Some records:
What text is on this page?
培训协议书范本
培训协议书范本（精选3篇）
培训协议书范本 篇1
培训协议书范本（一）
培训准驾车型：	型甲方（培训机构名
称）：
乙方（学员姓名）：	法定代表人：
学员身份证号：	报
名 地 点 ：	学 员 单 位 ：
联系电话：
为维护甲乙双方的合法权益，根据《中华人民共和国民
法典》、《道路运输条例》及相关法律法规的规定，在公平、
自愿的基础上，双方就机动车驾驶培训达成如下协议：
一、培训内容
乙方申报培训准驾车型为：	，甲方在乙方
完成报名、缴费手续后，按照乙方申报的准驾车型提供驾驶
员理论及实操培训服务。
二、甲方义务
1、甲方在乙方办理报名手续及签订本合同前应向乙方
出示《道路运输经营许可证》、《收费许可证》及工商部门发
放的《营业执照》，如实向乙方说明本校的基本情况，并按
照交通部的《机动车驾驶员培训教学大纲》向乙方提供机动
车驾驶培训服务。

● **Set task**
Output every entry shown above, exactly.

● **Result of this task**
What text is on this page?
培训协议书范本
培训协议书范本（精选3篇）
培训协议书范本 篇1
培训协议书范本（一）
培训准驾车型：	型甲方（培训机构名
称）：
乙方（学员姓名）：	法定代表人：
学员身份证号：	报
名 地 点 ：	学 员 单 位 ：
联系电话：
为维护甲乙双方的合法权益，根据《中华人民共和国民
法典》、《道路运输条例》及相关法律法规的规定，在公平、
自愿的基础上，双方就机动车驾驶培训达成如下协议：
一、培训内容
乙方申报培训准驾车型为：	，甲方在乙方
完成报名、缴费手续后，按照乙方申报的准驾车型提供驾驶
员理论及实操培训服务。
二、甲方义务
1、甲方在乙方办理报名手续及签订本合同前应向乙方
出示《道路运输经营许可证》、《收费许可证》及工商部门发
放的《营业执照》，如实向乙方说明本校的基本情况，并按
照交通部的《机动车驾驶员培训教学大纲》向乙方提供机动
车驾驶培训服务。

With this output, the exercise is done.